### Direction 1
In the records, output word for word the lines from the one containing "319, 777, 446]" up to and including the one containing "x-tick-label: Hygiene — [225, 319, 236, 354]".
### Direction 2
Finish out the next part of the code review thread about the AArch64 load optimization, picking up right after its last sentence.

### Provided passage
This is an archive of the discontinued LLVM Phabricator instance.

[AArch64] Optimise load(adr address) to ldr address
ClosedPublic

Authored by dmgreen on Aug 21 2018, 2:11 AM.

Details

Summary

Providing that the load is known to be 4 byte aligned, we can optimise a ldr(adr address) to just ldr address.

Diff Detail

Repository
rL LLVM

Event Timeline

dmgreen created this revision.Aug 21 2018, 2:11 AM

Unfortunately I'm hitting a number of linker problems in testing this.

  • Armlink seems to do fine, but I am testing embedded code there.
  • ld.bfd links the test-suite fine with fpic (except for the expected errors where relocations are out of range). But without pic gives an error about relocating against stderr that I'm not sure of yet, but might point to this alignment check being wrong in some way. Unfortunately the errors are not clear what is out of range, it may be a legitimate error (although ld.gold and lld both are "successful" at linking the same program).
  • ld.gold doesn't like load literal relocations, producing invalid instructions.
  • lld, with some extra patches, does fine for anything that isn't a tls relocation I think.

Unfortunately I'm hitting a number of linker problems in testing this.

  • Armlink seems to do fine, but I am testing embedded code there.
  • ld.bfd links the test-suite fine with fpic (except for the expected errors where relocations are out of range). But without pic gives an error about relocating against stderr that I'm not sure of yet, but might point to this alignment check being wrong in some way. Unfortunately the errors are not clear what is out of range, it may be a legitimate error (although ld.gold and lld both are "successful" at linking the same program).

Some thoughts:

  • When compiling PIC I'm guessing that the reference to stderr will go via the GOT, this is likely to be closer to the code than the data.
  • I can't see anything obviously wrong with the BFD code for handling LO19
  • LLD has a different section layout to BFD, in particular it puts the ro-data before code so it may be just luck that puts stderr in range for LLD. You may be able to reproduce by feeding LLD the ld.bfd linker map file.
  • One way to find out whether the out of range error is correct is to use the small code model and see how big the distance between stderr and the equivalent place in the relocation is. Accounting for the tiny code model, does this look credible?
  • ld.gold doesn't like load literal relocations, producing invalid instructions.

I think it will be worth filing a binutils bug, a quick check of the entry for aarch64-reloc.def in gold shows us:

ARD(LD_PREL_LO19		 , STATIC ,  AARCH64    ,   Y,  -1,   20,20		  ,    2,20 , Symbol::RELATIVE_REF , 			     LDST  )

with the LDST being the key part. I think that should be LD as there isn't a store literal and the LDST category of relocations have a different set of encoding rules.

Dataset records
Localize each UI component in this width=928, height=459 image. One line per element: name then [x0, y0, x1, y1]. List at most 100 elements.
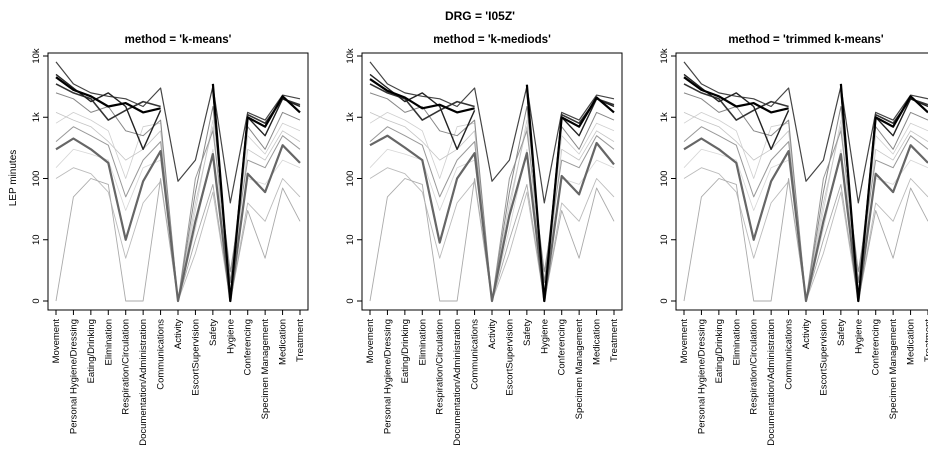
x-tick-label: Documentation/Administration — [766, 319, 777, 446]
x-tick-label: Documentation/Administration — [138, 319, 149, 446]
x-tick-label: Respiration/Circulation — [435, 319, 446, 415]
y-tick-label: 0 — [345, 298, 356, 303]
series-line — [55, 92, 301, 302]
series-line — [369, 112, 615, 302]
figure-suptitle: DRG = 'I05Z' — [445, 9, 515, 23]
x-tick-label: Treatment — [923, 319, 928, 362]
series-line — [683, 137, 928, 303]
series-line — [683, 178, 928, 302]
x-tick-label: EscortSupervision — [190, 319, 201, 396]
series-line — [683, 112, 928, 302]
series-line — [55, 137, 301, 303]
x-tick-label: Activity — [801, 319, 812, 349]
series-group — [683, 61, 928, 303]
series-line — [369, 112, 615, 302]
x-tick-label: Elimination — [417, 319, 428, 365]
x-tick-label: Communications — [156, 319, 167, 390]
x-tick-label: Conferencing — [557, 319, 568, 376]
x-tick-label: Eating/Drinking — [714, 319, 725, 383]
series-line — [55, 178, 301, 302]
series-line — [683, 92, 928, 302]
y-tick-label: 10 — [659, 234, 670, 245]
series-line — [369, 61, 615, 204]
x-tick-label: Safety — [208, 319, 219, 346]
y-axis-label: LEP minutes — [8, 150, 19, 207]
x-tick-label: Communications — [470, 319, 481, 390]
series-line — [55, 83, 301, 302]
x-tick-label: Movement — [679, 319, 690, 364]
series-line — [369, 167, 615, 302]
x-tick-label: Safety — [836, 319, 847, 346]
y-tick-label: 0 — [659, 298, 670, 303]
series-line — [683, 148, 928, 302]
series-line — [369, 178, 615, 302]
x-tick-label: Hygiene — [225, 319, 236, 354]
x-tick-label: Specimen Management — [260, 319, 271, 420]
x-tick-label: Medication — [592, 319, 603, 365]
y-tick-label: 1k — [31, 112, 42, 122]
series-line — [55, 112, 301, 302]
y-tick-label: 100 — [345, 171, 356, 187]
x-tick-label: EscortSupervision — [504, 319, 515, 396]
y-tick-label: 10 — [31, 234, 42, 245]
series-line — [55, 61, 301, 204]
x-tick-label: Specimen Management — [574, 319, 585, 420]
series-line — [55, 112, 301, 302]
series-group — [369, 61, 615, 303]
series-line — [683, 112, 928, 302]
y-tick-label: 10 — [345, 234, 356, 245]
x-tick-label: Respiration/Circulation — [121, 319, 132, 415]
x-tick-label: Activity — [173, 319, 184, 349]
x-tick-label: Personal Hygiene/Dressing — [68, 319, 79, 434]
x-tick-label: Respiration/Circulation — [749, 319, 760, 415]
series-line — [683, 73, 928, 302]
x-tick-label: Activity — [487, 319, 498, 349]
x-tick-label: Communications — [784, 319, 795, 390]
x-tick-label: Documentation/Administration — [452, 319, 463, 446]
x-tick-label: Eating/Drinking — [86, 319, 97, 383]
x-tick-label: Movement — [51, 319, 62, 364]
x-tick-label: Elimination — [731, 319, 742, 365]
series-line — [369, 73, 615, 302]
series-line — [683, 61, 928, 204]
series-line — [55, 76, 301, 303]
series-group — [55, 61, 301, 303]
series-line — [683, 76, 928, 303]
y-tick-label: 1k — [345, 112, 356, 122]
x-tick-label: Safety — [522, 319, 533, 346]
x-tick-label: Movement — [365, 319, 376, 364]
panel-trimmed-k-means: method = 'trimmed k-means' 0 10 100 1k 10k Mo… — [659, 34, 928, 446]
series-line — [55, 73, 301, 302]
series-line — [369, 148, 615, 302]
series-line — [683, 167, 928, 302]
x-tick-label: Hygiene — [853, 319, 864, 354]
panel-title: method = 'k-mediods' — [433, 34, 551, 46]
x-tick-label: Medication — [278, 319, 289, 365]
panel-title: method = 'trimmed k-means' — [728, 34, 884, 46]
series-line — [369, 134, 615, 303]
panel-k-mediods: method = 'k-mediods' 0 10 100 1k 10k Movement… — [345, 34, 623, 446]
series-line — [55, 148, 301, 302]
x-tick-label: Personal Hygiene/Dressing — [696, 319, 707, 434]
y-tick-label: 100 — [659, 171, 670, 187]
x-tick-label: Specimen Management — [888, 319, 899, 420]
panel-k-means: method = 'k-means' LEP minutes 0 10 100 1k 1… — [8, 34, 309, 446]
y-tick-label: 1k — [659, 112, 670, 122]
y-tick-label: 10k — [345, 48, 356, 64]
series-line — [55, 167, 301, 302]
x-tick-label: Medication — [906, 319, 917, 365]
x-tick-label: Conferencing — [871, 319, 882, 376]
series-line — [369, 92, 615, 302]
series-line — [683, 83, 928, 302]
x-tick-label: EscortSupervision — [818, 319, 829, 396]
x-tick-label: Eating/Drinking — [400, 319, 411, 383]
x-tick-label: Elimination — [103, 319, 114, 365]
series-line — [369, 78, 615, 303]
x-tick-label: Hygiene — [539, 319, 550, 354]
x-tick-label: Conferencing — [243, 319, 254, 376]
y-tick-label: 0 — [31, 298, 42, 303]
y-tick-label: 10k — [659, 48, 670, 64]
x-tick-label: Treatment — [609, 319, 620, 362]
y-tick-label: 100 — [31, 171, 42, 187]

### Answer 1
x-tick-label: Documentation/Administration — [766, 319, 777, 446]
x-tick-label: Documentation/Administration — [138, 319, 149, 446]
x-tick-label: Respiration/Circulation — [435, 319, 446, 415]
y-tick-label: 0 — [345, 298, 356, 303]
series-line — [55, 92, 301, 302]
series-line — [369, 112, 615, 302]
figure-suptitle: DRG = 'I05Z' — [445, 9, 515, 23]
x-tick-label: Treatment — [923, 319, 928, 362]
series-line — [683, 137, 928, 303]
series-line — [683, 178, 928, 302]
x-tick-label: EscortSupervision — [190, 319, 201, 396]
series-line — [683, 112, 928, 302]
series-line — [55, 137, 301, 303]
x-tick-label: Activity — [801, 319, 812, 349]
series-group — [683, 61, 928, 303]
series-line — [369, 112, 615, 302]
x-tick-label: Elimination — [417, 319, 428, 365]
x-tick-label: Communications — [156, 319, 167, 390]
x-tick-label: Conferencing — [557, 319, 568, 376]
x-tick-label: Eating/Drinking — [714, 319, 725, 383]
series-line — [55, 178, 301, 302]
series-line — [683, 92, 928, 302]
y-tick-label: 10 — [659, 234, 670, 245]
series-line — [369, 61, 615, 204]
x-tick-label: Safety — [208, 319, 219, 346]
y-axis-label: LEP minutes — [8, 150, 19, 207]
x-tick-label: Communications — [470, 319, 481, 390]
series-line — [55, 83, 301, 302]
x-tick-label: Movement — [679, 319, 690, 364]
series-line — [369, 167, 615, 302]
x-tick-label: Safety — [836, 319, 847, 346]
y-tick-label: 0 — [659, 298, 670, 303]
series-line — [683, 148, 928, 302]
series-line — [369, 178, 615, 302]
x-tick-label: Hygiene — [225, 319, 236, 354]

### Answer 2
  • lld, with some extra patches, does fine for anything that isn't a tls relocation I think.

If there is anything I can do to help here let me know?

  • I can't see anything obviously wrong with the BFD code for handling LO19

Trying a newer ld.bfd (2.31 from today) this is working fine in both modes, so perhaps the issue is old. It was 2.27/2.28 that I was trying earlier, but the program being compiled (timeit-target) is small enough that I didn't expect it to go out of range.

I think it will be worth filing a binutils bug, a quick check of the entry for aarch64-reloc.def in gold shows us:

https://sourceware.org/bugzilla/show_bug.cgi?id=23557

If there is anything I can do to help here let me know?

I think the tls problems was me getting the code to add R_AARCH64_GOT_LD_PREL19 and R_AARCH64_TLSIE_LD_GOTTPREL_PREL19 relocations incorrect. GOT seems easy enough now I've figured out what was wrong, TLSIE I'm not sure about yet but I'm guessing it should be possible.

  • I can't see anything obviously wrong with the BFD code for handling LO19

Trying a newer ld.bfd (2.31 from today) this is working fine in both modes, so perhaps the issue is old. It was 2.27/2.28 that I was trying earlier, but the program being compiled (timeit-target) is small enough that I didn't expect it to go out of range.

I can reproduce with the installed binutils on Ubuntu 16.04 (2.26.1). Taking a look at the object that causes the problem the specific error message I see is

get.dir/timeit.c.o  -o timeit-target 
/usr/bin/ld: CMakeFiles/timeit-target.dir/timeit.c.o(.text+0x5dc): unresolvable R_AARCH64_LD_PREL_LO19 relocation against symbol `stderr@@GLIBC_2.17'

I think that this is likely to be the only time in the test suite that there is a R_AARCH64_LD_PREL_LO19 to a data symbol in a shared library. In theory this should generate a R_AARCH64_COPY dynamic relocation. I think that this was fixed as part of the changes made in https://sourceware.org/bugzilla/show_bug.cgi?id=21532 "[AArch64] Allow COPY relocation elimination" as prior to that R_AARCH64_LD_PREL_LO19 wasn't in the switch statement to generate copy relocations. The change made it into binutils 2.29.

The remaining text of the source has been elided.